== What the task asks ==
Among the entries below, count the lines where the string "finance" occurs, and give only the number.

== Data rows ==

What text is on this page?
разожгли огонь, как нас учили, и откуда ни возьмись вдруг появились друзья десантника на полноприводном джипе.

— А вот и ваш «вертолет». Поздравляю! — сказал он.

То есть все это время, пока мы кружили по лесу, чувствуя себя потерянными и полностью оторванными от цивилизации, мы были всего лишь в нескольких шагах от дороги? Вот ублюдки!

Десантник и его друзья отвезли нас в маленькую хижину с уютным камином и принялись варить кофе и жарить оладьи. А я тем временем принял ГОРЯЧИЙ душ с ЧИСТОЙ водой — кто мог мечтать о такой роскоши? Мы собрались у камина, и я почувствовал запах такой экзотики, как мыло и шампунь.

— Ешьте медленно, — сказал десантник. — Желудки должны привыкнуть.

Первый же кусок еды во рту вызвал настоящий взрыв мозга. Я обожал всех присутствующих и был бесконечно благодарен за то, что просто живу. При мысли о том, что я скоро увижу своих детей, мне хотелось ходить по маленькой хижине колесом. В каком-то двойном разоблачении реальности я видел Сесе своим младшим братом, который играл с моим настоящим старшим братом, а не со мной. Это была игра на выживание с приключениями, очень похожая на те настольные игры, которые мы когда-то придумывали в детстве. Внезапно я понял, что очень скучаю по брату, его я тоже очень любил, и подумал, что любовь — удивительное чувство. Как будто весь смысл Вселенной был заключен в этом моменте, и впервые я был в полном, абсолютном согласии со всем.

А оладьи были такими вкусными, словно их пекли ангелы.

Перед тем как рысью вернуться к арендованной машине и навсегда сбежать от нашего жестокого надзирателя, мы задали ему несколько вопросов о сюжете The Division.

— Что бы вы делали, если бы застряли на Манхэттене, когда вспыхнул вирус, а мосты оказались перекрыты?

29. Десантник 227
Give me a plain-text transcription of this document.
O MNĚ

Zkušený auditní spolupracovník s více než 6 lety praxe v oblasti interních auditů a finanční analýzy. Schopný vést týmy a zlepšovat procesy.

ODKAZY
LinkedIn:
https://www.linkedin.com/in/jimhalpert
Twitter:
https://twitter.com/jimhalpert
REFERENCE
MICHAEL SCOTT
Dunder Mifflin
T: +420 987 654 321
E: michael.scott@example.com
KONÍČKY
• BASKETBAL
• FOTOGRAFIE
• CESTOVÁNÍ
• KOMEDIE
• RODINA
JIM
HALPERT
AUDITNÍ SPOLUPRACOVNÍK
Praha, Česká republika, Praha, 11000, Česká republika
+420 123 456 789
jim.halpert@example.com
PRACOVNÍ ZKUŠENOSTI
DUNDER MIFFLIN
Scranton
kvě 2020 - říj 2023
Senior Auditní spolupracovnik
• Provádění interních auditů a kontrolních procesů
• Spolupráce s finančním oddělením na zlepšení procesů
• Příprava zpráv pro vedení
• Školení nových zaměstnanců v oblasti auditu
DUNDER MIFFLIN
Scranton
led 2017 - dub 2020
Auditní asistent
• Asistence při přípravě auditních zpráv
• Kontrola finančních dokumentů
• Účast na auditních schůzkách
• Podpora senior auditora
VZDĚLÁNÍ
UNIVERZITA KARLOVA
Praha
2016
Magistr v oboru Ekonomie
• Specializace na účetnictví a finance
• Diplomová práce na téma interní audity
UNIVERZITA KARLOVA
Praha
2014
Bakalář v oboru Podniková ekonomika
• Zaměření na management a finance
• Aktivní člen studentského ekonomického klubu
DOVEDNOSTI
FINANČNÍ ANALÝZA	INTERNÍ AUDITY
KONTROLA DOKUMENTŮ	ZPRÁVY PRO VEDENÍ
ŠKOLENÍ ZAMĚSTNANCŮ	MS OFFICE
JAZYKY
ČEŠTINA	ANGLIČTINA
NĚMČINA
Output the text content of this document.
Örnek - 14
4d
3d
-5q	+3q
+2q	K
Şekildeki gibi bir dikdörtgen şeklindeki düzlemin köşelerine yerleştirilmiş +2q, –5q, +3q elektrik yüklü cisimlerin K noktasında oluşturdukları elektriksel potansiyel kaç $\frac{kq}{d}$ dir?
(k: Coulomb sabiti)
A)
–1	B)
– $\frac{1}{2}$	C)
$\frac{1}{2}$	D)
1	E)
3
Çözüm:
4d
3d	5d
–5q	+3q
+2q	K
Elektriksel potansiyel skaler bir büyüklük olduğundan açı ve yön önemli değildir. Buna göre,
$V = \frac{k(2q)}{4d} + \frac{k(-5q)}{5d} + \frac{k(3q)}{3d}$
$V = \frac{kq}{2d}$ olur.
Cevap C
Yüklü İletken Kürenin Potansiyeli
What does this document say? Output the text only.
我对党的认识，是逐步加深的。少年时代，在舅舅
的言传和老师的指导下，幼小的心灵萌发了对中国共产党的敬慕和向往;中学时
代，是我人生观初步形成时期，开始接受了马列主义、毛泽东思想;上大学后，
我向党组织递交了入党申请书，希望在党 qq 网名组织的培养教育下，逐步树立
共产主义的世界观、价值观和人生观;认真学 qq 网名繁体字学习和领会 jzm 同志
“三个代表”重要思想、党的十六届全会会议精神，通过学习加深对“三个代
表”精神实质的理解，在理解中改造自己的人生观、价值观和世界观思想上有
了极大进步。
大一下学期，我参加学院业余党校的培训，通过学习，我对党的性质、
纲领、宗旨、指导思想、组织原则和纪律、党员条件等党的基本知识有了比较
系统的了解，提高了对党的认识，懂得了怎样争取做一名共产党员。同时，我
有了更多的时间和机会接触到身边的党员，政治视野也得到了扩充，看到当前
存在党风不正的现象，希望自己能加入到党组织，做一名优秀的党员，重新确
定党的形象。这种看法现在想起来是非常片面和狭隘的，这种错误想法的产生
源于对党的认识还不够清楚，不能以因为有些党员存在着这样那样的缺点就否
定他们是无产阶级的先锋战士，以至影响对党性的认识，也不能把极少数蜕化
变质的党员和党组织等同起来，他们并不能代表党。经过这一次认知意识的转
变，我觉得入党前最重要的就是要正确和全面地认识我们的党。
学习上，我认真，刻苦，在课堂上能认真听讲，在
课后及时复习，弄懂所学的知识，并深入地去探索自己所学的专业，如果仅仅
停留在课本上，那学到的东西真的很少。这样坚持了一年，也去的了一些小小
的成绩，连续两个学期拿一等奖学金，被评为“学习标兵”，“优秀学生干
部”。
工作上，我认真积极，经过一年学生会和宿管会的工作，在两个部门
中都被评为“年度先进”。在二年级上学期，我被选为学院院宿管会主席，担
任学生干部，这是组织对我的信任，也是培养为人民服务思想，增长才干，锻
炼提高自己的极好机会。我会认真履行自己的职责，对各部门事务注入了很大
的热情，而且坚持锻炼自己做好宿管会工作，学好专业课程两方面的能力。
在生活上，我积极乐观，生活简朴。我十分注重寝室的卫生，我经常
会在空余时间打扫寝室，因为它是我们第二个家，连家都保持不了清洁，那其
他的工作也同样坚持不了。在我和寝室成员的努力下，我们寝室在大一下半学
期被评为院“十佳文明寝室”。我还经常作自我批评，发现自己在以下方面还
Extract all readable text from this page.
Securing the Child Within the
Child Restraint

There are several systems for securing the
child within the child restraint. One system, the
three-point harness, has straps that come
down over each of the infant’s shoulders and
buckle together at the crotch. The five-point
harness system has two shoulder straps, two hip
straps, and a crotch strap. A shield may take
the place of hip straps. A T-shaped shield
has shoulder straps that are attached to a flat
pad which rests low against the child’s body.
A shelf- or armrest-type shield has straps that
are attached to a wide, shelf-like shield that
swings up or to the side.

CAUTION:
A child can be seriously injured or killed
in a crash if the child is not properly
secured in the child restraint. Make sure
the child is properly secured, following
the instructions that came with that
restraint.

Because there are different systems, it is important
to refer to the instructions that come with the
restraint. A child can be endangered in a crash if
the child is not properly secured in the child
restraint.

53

== Result of this task ==
2